Report all lines from the entries below in which "Acción" appears.

↓

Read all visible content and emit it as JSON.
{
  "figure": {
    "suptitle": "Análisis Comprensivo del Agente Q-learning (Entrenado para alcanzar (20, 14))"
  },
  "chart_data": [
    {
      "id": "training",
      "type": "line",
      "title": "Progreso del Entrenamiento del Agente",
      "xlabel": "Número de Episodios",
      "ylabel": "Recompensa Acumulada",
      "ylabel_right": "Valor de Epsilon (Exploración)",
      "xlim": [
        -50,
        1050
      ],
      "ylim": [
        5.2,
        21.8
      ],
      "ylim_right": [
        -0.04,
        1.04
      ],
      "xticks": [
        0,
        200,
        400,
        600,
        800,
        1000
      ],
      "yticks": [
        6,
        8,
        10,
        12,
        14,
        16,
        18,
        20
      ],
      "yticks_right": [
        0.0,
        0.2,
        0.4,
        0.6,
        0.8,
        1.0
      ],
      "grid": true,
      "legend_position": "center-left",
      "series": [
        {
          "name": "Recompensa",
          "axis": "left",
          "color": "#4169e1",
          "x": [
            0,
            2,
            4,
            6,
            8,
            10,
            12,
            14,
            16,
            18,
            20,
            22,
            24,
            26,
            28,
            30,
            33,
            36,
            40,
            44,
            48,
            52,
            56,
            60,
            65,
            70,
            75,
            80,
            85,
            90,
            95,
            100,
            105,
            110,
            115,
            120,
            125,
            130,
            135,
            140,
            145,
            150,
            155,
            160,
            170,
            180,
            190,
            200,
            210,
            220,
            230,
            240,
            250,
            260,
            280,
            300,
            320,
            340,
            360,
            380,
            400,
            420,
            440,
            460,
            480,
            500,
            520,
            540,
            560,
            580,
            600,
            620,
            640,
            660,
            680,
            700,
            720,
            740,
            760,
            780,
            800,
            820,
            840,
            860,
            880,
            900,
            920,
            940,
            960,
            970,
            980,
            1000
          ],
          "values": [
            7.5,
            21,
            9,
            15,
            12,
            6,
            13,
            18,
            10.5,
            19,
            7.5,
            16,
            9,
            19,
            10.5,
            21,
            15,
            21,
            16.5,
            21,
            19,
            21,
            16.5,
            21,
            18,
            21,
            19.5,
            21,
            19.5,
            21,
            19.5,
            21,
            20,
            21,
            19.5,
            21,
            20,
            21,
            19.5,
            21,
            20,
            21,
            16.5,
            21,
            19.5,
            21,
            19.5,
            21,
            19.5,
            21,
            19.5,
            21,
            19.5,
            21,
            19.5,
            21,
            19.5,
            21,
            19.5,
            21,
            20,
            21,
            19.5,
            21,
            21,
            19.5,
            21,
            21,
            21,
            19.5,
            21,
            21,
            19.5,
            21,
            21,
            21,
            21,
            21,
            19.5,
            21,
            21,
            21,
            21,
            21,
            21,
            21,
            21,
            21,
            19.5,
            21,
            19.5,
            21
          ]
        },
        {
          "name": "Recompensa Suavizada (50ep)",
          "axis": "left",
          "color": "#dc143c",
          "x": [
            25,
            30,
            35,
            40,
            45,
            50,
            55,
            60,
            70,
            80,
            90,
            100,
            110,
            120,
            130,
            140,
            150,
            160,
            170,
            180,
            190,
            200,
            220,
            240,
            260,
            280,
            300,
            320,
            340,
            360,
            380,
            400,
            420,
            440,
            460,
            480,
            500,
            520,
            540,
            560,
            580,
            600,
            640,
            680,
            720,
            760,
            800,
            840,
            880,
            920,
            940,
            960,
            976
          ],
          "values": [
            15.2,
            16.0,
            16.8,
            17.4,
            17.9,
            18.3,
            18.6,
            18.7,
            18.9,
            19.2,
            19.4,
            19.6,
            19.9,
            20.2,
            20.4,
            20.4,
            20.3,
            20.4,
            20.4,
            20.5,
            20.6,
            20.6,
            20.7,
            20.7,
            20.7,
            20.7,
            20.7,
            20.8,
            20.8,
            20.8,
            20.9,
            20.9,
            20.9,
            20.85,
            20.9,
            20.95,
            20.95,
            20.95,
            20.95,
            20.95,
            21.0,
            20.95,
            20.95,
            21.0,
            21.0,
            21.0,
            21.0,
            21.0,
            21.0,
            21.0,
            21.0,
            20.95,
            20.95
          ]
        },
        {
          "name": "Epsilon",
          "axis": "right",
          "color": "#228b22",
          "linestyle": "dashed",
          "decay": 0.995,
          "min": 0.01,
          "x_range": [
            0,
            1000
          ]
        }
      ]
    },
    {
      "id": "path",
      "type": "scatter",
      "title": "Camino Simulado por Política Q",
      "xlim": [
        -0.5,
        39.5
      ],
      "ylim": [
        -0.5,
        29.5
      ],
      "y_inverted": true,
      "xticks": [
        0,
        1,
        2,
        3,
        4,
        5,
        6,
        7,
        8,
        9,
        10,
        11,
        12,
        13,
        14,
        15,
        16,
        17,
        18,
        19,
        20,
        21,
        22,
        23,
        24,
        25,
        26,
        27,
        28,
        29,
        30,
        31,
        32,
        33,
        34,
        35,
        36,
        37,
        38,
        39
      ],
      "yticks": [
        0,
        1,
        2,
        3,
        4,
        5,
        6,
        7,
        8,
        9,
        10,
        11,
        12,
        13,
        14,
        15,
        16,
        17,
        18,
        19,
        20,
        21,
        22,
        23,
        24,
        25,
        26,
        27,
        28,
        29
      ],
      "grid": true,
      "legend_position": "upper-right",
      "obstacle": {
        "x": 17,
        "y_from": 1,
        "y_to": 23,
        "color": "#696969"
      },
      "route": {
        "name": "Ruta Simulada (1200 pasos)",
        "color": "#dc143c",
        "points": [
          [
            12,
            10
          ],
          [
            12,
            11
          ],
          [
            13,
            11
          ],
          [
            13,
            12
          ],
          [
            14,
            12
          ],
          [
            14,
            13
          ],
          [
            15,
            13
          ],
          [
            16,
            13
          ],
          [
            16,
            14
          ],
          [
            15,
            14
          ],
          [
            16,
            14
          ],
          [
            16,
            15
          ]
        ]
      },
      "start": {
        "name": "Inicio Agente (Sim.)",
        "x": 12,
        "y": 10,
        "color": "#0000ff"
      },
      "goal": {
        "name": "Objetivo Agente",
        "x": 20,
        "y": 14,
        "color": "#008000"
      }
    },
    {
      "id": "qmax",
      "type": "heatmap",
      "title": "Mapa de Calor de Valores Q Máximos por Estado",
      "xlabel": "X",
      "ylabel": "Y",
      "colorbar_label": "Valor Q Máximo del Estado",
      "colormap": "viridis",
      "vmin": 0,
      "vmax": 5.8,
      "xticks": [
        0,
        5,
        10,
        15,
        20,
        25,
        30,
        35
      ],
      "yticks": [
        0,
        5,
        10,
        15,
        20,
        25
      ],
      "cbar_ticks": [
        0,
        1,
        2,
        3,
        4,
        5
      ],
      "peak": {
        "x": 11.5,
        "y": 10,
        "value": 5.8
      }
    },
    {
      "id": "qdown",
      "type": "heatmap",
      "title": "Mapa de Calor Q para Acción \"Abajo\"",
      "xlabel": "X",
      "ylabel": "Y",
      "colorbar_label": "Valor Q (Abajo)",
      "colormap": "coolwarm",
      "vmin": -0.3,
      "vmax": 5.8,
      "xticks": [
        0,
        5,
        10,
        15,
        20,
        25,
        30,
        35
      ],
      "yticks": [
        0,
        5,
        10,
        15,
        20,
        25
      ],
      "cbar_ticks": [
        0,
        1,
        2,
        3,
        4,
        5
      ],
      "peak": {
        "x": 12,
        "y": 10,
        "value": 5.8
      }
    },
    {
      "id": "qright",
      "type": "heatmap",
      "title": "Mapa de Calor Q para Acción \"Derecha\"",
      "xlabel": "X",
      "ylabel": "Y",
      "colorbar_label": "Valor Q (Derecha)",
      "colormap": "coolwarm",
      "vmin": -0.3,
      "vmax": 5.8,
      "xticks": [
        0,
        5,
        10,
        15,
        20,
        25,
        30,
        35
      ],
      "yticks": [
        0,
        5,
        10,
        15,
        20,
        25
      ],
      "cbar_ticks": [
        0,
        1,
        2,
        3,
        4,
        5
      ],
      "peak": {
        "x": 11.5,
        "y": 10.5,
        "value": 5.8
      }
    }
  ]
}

↑

### Finished exercise
      "title": "Mapa de Calor Q para Acción \"Abajo\"",
      "title": "Mapa de Calor Q para Acción \"Derecha\"",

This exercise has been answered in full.